#### WORK INSTRUCTION
Your answer should consist of the lines in the listing that hold "this".

#### RECORDS TO USE
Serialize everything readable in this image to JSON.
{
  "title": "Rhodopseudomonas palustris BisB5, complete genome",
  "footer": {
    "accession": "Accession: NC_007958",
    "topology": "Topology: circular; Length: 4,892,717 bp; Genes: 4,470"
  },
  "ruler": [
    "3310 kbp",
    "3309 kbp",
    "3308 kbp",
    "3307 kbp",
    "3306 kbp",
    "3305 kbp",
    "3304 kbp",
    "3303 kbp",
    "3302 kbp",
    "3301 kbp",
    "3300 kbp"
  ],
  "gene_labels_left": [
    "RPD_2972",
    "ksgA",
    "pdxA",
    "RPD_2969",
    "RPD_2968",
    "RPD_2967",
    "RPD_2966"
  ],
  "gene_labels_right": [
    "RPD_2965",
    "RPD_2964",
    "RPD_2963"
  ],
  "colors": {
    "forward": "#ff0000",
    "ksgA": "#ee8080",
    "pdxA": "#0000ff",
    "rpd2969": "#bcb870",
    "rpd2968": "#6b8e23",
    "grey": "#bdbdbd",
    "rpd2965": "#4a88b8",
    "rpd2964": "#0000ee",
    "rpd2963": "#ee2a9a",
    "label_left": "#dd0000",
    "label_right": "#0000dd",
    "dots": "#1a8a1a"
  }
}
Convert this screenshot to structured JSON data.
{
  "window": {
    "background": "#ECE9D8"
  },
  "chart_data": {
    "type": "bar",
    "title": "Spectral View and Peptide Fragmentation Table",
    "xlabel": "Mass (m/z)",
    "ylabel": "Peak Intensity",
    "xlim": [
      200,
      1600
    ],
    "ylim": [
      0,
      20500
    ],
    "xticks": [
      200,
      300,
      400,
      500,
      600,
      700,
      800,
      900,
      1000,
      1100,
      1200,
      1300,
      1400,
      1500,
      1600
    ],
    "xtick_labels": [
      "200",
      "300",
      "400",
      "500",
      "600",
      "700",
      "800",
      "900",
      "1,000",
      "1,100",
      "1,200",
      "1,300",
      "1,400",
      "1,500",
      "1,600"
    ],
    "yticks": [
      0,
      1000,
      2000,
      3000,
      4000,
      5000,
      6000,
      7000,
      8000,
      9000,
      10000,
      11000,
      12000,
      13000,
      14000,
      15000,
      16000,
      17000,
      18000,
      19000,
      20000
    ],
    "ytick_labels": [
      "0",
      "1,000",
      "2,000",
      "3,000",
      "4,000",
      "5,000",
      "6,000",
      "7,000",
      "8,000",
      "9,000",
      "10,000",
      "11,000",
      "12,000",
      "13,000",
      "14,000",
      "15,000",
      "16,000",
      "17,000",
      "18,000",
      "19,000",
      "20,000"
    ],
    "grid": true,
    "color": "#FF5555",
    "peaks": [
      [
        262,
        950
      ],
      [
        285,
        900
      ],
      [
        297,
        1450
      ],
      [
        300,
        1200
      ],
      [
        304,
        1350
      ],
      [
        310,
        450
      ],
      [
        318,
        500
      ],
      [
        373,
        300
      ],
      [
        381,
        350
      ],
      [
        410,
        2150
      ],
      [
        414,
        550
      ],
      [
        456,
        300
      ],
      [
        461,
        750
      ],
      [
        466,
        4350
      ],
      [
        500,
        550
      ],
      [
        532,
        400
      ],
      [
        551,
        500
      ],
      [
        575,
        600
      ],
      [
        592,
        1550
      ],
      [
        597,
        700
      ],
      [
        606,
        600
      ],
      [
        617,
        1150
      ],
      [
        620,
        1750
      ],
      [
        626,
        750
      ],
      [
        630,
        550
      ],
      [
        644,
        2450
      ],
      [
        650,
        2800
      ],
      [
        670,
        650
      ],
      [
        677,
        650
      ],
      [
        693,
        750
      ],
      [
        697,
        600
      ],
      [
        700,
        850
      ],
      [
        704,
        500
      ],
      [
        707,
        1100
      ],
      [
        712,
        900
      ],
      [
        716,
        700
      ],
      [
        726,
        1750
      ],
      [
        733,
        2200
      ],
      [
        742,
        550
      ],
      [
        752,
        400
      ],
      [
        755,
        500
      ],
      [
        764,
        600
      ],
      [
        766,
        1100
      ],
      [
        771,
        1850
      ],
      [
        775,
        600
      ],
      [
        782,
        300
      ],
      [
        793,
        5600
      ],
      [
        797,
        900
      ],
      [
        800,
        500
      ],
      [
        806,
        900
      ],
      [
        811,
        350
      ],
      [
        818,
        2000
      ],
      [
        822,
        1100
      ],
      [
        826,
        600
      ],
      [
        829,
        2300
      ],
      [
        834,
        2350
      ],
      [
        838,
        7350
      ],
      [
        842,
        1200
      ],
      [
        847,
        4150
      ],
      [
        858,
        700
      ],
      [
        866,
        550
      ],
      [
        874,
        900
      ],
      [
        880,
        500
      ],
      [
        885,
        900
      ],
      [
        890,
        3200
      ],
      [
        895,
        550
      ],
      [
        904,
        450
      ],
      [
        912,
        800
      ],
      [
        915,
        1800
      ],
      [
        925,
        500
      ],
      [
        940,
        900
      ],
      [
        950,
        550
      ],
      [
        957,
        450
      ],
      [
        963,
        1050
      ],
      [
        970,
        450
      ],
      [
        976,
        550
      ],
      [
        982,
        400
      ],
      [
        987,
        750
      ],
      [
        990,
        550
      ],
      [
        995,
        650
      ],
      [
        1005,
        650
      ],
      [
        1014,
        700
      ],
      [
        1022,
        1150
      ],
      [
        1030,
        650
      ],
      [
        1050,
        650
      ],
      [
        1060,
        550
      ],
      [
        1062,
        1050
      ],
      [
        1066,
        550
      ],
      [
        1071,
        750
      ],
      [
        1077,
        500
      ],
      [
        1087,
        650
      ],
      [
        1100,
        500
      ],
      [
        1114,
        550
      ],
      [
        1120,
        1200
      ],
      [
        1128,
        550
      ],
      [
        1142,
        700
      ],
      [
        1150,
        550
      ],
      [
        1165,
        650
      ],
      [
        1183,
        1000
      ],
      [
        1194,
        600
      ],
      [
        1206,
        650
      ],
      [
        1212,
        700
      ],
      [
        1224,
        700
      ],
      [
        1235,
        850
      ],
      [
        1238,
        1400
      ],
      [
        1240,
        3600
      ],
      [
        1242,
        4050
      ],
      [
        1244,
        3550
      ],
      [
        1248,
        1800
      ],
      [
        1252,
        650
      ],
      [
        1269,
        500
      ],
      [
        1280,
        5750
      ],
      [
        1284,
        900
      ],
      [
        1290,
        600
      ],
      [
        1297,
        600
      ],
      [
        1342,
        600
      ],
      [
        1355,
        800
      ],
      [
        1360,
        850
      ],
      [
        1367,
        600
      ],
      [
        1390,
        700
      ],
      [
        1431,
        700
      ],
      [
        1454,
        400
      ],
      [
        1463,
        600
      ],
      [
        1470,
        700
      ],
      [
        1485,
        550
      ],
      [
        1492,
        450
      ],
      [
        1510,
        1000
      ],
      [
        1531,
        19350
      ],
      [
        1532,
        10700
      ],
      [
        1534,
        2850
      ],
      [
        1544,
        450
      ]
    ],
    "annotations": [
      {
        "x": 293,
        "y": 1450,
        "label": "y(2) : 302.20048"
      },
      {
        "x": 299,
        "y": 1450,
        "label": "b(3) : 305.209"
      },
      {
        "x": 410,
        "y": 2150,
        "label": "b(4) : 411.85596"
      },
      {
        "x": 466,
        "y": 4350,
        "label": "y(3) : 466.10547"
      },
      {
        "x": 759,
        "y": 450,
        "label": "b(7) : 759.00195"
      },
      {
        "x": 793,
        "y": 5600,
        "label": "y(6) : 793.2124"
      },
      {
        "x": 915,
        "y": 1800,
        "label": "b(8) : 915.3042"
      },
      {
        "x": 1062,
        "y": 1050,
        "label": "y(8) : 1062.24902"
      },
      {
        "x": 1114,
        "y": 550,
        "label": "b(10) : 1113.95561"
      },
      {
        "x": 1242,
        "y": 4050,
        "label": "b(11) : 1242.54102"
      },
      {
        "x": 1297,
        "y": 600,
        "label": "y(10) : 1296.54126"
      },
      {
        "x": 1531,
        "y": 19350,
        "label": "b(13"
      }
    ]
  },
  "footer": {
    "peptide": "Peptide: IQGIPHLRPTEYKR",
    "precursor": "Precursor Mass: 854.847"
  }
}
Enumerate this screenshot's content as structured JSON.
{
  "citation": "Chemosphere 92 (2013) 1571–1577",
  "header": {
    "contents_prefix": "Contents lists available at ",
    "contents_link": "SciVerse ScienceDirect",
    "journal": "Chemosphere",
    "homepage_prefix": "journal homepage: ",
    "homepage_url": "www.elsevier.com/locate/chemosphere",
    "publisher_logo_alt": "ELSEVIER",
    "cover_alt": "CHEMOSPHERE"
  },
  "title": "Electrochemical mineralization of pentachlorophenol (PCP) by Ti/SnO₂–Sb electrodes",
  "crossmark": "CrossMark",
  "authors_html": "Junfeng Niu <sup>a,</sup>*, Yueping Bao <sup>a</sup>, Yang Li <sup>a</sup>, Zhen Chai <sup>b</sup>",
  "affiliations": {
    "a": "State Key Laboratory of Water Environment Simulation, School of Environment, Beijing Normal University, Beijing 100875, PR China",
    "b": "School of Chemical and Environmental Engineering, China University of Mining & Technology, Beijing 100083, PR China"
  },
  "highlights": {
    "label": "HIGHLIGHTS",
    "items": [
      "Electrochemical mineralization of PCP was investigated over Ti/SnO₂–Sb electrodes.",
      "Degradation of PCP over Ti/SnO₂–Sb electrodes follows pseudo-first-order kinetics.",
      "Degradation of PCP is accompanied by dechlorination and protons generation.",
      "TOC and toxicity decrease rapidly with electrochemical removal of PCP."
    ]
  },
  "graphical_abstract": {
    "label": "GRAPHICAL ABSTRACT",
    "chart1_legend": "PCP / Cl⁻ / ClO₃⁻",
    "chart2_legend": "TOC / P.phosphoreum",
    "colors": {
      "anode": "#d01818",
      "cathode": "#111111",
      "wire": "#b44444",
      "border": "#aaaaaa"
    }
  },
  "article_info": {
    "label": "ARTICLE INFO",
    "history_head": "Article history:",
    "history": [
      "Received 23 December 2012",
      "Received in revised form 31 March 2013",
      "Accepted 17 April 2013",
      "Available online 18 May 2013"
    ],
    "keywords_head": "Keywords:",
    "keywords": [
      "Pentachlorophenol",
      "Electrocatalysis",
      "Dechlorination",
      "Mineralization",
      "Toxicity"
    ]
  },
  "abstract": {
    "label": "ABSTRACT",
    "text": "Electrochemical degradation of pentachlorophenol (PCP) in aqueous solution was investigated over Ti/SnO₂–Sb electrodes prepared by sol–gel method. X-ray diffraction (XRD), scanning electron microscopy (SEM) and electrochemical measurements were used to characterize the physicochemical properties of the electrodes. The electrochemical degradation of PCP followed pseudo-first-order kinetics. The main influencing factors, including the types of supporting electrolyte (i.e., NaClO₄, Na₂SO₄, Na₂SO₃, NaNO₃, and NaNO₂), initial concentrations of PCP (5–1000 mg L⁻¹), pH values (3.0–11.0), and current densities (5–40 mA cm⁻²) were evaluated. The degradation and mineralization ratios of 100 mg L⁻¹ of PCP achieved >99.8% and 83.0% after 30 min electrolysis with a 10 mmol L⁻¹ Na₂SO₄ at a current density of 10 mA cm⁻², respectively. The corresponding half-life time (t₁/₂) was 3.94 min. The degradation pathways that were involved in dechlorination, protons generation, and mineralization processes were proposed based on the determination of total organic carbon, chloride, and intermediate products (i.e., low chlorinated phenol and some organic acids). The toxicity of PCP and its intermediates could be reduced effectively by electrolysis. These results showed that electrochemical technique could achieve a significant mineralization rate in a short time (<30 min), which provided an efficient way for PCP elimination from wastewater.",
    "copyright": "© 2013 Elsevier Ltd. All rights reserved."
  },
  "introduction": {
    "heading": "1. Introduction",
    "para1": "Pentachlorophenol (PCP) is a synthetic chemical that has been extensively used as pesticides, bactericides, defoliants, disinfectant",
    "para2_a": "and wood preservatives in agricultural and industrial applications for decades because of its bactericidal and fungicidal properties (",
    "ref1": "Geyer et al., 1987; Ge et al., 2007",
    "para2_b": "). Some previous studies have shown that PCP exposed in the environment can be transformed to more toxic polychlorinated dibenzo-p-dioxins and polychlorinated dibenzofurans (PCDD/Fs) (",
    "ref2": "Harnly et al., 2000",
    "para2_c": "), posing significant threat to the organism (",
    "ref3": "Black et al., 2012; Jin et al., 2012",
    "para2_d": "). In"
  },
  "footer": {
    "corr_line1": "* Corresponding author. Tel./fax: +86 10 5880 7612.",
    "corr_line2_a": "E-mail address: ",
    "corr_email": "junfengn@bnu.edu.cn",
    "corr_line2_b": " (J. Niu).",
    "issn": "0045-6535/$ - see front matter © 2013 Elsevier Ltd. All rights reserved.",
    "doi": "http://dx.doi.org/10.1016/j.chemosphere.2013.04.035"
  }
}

#### EXERCISE ANSWER
Serialize everything readable in this image to JSON.
Convert this screenshot to structured JSON data.
Enumerate this screenshot's content as structured JSON.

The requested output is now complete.